WHAT THE TASK ASKS | Your task is to gather the lines below that hold the string "JSON".

§

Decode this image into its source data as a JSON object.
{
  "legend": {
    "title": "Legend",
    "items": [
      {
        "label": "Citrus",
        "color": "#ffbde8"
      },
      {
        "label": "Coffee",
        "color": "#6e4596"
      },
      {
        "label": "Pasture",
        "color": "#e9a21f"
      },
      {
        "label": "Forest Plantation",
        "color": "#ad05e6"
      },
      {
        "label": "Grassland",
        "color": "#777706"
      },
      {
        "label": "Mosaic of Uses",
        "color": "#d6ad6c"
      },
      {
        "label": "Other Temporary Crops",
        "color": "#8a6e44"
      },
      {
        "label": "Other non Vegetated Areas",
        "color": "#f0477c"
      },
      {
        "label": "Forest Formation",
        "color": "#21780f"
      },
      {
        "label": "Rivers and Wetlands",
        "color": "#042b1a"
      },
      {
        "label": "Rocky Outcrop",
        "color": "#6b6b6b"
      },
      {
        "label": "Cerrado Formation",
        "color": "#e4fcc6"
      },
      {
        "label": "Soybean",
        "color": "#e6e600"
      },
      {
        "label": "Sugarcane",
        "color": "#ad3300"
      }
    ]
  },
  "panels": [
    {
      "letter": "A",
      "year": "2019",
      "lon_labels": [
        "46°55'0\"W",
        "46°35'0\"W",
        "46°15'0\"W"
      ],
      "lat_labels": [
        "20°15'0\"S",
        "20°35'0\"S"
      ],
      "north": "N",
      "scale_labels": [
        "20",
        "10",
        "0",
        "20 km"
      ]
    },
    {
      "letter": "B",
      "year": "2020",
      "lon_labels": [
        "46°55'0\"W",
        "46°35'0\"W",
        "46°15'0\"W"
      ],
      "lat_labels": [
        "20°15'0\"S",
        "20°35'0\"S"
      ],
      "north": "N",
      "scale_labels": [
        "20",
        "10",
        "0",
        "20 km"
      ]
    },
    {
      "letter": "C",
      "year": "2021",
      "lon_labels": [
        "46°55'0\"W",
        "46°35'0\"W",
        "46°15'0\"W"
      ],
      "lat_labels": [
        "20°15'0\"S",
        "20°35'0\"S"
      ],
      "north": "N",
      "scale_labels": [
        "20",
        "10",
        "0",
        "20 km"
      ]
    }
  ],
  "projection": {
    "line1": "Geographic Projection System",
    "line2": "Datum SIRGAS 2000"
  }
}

§

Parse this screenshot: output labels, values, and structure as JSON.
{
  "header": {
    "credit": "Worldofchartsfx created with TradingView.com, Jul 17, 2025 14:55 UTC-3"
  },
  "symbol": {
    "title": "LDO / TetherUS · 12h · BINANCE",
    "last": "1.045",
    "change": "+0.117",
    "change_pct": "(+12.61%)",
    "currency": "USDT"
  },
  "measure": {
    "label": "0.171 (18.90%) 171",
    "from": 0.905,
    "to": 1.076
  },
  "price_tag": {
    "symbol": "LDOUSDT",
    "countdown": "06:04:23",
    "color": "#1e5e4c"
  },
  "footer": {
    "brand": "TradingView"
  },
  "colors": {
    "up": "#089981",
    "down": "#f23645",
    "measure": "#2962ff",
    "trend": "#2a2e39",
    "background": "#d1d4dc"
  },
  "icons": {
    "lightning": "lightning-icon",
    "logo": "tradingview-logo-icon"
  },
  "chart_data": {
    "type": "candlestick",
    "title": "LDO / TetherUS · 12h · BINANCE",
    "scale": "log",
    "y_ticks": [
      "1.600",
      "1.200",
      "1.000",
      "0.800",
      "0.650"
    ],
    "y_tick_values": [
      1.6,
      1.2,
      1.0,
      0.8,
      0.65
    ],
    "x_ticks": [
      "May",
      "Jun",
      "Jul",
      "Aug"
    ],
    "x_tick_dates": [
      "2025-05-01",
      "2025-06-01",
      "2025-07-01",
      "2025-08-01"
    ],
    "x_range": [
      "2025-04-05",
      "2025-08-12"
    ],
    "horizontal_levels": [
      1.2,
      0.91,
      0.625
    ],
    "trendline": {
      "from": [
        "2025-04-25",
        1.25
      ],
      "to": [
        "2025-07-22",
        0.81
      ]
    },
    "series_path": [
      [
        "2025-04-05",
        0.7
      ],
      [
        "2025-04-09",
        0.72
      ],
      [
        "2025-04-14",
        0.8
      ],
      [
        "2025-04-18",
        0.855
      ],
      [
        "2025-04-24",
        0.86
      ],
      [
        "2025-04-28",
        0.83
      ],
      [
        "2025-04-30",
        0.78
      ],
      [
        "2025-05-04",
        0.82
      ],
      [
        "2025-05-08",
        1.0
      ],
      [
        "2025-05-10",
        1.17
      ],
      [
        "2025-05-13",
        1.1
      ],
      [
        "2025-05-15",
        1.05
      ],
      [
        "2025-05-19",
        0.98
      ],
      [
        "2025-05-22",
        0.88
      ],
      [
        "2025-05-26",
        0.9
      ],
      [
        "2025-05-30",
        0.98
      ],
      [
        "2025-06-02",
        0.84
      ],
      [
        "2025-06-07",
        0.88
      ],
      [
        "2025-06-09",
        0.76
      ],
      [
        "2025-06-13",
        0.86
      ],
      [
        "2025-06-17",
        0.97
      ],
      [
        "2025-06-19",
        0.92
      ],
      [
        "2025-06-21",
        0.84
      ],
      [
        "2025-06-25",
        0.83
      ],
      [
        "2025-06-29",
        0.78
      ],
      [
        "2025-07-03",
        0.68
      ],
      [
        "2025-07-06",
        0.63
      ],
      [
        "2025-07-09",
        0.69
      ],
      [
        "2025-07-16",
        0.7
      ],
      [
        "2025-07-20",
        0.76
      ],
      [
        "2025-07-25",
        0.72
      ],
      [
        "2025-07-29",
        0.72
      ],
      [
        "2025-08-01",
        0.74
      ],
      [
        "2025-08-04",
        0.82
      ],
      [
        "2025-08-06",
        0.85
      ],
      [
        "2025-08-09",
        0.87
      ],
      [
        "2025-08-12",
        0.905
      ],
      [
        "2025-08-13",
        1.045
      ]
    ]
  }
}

§

RESPONSE |
Decode this image into its source data as a JSON object.
Parse this screenshot: output labels, values, and structure as JSON.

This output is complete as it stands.